Do this: Print the items from their first line through the line that contains "Point xyxy=(77,288,100,302)", including both of those lines, without any change.

[Dataset records]
⁂
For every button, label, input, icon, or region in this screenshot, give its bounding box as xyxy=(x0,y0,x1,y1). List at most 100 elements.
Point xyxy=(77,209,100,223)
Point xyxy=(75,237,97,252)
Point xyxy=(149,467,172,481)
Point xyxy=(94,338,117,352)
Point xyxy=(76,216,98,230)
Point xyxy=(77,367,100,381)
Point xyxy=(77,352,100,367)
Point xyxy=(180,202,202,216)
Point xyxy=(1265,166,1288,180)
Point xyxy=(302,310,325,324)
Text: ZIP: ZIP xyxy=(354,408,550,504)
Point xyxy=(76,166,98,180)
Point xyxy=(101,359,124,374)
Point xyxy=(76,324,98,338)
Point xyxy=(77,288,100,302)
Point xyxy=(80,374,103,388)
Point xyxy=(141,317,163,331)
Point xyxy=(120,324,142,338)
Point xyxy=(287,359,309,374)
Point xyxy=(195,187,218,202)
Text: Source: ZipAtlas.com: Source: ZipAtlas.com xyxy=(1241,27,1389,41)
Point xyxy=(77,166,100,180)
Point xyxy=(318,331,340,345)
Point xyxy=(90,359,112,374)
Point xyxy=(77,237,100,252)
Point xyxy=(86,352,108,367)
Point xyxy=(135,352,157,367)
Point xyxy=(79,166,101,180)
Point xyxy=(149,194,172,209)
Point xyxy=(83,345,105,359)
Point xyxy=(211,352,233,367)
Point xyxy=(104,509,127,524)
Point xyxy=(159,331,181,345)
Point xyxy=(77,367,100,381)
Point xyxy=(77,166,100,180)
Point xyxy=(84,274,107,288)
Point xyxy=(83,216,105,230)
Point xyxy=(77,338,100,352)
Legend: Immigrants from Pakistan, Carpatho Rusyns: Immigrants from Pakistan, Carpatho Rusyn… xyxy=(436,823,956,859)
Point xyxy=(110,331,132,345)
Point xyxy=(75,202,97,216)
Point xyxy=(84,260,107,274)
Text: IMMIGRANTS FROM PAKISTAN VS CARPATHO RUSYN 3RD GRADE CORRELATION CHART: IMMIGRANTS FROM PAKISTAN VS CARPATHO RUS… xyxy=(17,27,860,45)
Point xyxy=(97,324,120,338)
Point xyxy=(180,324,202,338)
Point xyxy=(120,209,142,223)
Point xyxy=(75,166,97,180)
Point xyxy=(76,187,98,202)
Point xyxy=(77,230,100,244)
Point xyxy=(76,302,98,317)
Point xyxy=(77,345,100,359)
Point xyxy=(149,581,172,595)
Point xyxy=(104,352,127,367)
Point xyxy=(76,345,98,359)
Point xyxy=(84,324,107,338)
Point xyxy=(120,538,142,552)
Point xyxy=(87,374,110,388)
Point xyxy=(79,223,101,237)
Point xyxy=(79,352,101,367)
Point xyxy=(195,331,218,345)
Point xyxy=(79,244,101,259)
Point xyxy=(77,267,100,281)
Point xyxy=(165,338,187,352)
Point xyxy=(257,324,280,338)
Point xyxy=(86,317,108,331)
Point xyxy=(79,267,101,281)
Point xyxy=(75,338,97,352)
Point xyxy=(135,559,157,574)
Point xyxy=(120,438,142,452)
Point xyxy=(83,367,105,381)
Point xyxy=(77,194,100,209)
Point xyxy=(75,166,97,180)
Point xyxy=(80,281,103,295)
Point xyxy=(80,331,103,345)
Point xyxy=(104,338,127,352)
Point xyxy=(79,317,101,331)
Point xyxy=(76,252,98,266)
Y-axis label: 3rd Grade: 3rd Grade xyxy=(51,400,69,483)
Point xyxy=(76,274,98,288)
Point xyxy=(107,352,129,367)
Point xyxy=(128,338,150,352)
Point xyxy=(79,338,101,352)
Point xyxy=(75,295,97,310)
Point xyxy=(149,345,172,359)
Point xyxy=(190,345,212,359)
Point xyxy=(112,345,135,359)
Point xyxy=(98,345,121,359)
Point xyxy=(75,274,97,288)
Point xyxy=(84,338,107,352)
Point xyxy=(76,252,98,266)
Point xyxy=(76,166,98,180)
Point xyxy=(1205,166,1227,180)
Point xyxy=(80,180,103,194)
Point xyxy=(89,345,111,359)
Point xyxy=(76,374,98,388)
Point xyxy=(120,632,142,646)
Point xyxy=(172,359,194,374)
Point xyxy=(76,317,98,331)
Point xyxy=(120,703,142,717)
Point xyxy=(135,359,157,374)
⁂
Exercise solution:
For every button, label, input, icon, or region in this screenshot, give its bounding box as xyxy=(x0,y0,x1,y1). List at most 100 elements.
Point xyxy=(77,209,100,223)
Point xyxy=(75,237,97,252)
Point xyxy=(149,467,172,481)
Point xyxy=(94,338,117,352)
Point xyxy=(76,216,98,230)
Point xyxy=(77,367,100,381)
Point xyxy=(77,352,100,367)
Point xyxy=(180,202,202,216)
Point xyxy=(1265,166,1288,180)
Point xyxy=(302,310,325,324)
Text: ZIP: ZIP xyxy=(354,408,550,504)
Point xyxy=(76,166,98,180)
Point xyxy=(101,359,124,374)
Point xyxy=(76,324,98,338)
Point xyxy=(77,288,100,302)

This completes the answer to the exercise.